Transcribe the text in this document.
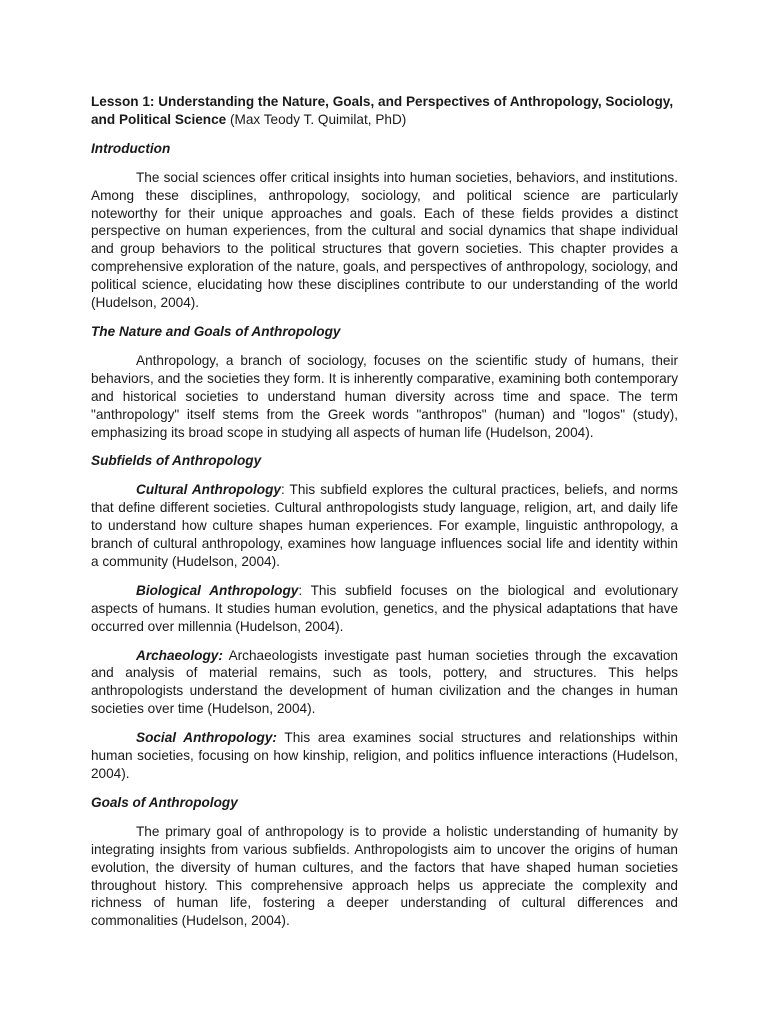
Lesson 1: Understanding the Nature, Goals, and Perspectives of Anthropology, Sociology, and Political Science (Max Teody T. Quimilat, PhD)

Introduction

The social sciences offer critical insights into human societies, behaviors, and institutions. Among these disciplines, anthropology, sociology, and political science are particularly noteworthy for their unique approaches and goals. Each of these fields provides a distinct perspective on human experiences, from the cultural and social dynamics that shape individual and group behaviors to the political structures that govern societies. This chapter provides a comprehensive exploration of the nature, goals, and perspectives of anthropology, sociology, and political science, elucidating how these disciplines contribute to our understanding of the world (Hudelson, 2004).

The Nature and Goals of Anthropology

Anthropology, a branch of sociology, focuses on the scientific study of humans, their behaviors, and the societies they form. It is inherently comparative, examining both contemporary and historical societies to understand human diversity across time and space. The term "anthropology" itself stems from the Greek words "anthropos" (human) and "logos" (study), emphasizing its broad scope in studying all aspects of human life (Hudelson, 2004).

Subfields of Anthropology

Cultural Anthropology: This subfield explores the cultural practices, beliefs, and norms that define different societies. Cultural anthropologists study language, religion, art, and daily life to understand how culture shapes human experiences. For example, linguistic anthropology, a branch of cultural anthropology, examines how language influences social life and identity within a community (Hudelson, 2004).

Biological Anthropology: This subfield focuses on the biological and evolutionary aspects of humans. It studies human evolution, genetics, and the physical adaptations that have occurred over millennia (Hudelson, 2004).

Archaeology: Archaeologists investigate past human societies through the excavation and analysis of material remains, such as tools, pottery, and structures. This helps anthropologists understand the development of human civilization and the changes in human societies over time (Hudelson, 2004).

Social Anthropology: This area examines social structures and relationships within human societies, focusing on how kinship, religion, and politics influence interactions (Hudelson, 2004).

Goals of Anthropology

The primary goal of anthropology is to provide a holistic understanding of humanity by integrating insights from various subfields. Anthropologists aim to uncover the origins of human evolution, the diversity of human cultures, and the factors that have shaped human societies throughout history. This comprehensive approach helps us appreciate the complexity and richness of human life, fostering a deeper understanding of cultural differences and commonalities (Hudelson, 2004).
━━━━━━━━━━
▶ [GOAL] Copy each line of the listing that holds the word "within".

▶ [RESPONSE]
Cultural Anthropology: This subfield explores the cultural practices, beliefs, and norms that define different societies. Cultural anthropologists study language, religion, art, and daily life to understand how culture shapes human experiences. For example, linguistic anthropology, a branch of cultural anthropology, examines how language influences social life and identity within a community (Hudelson, 2004).
Social Anthropology: This area examines social structures and relationships within human societies, focusing on how kinship, religion, and politics influence interactions (Hudelson, 2004).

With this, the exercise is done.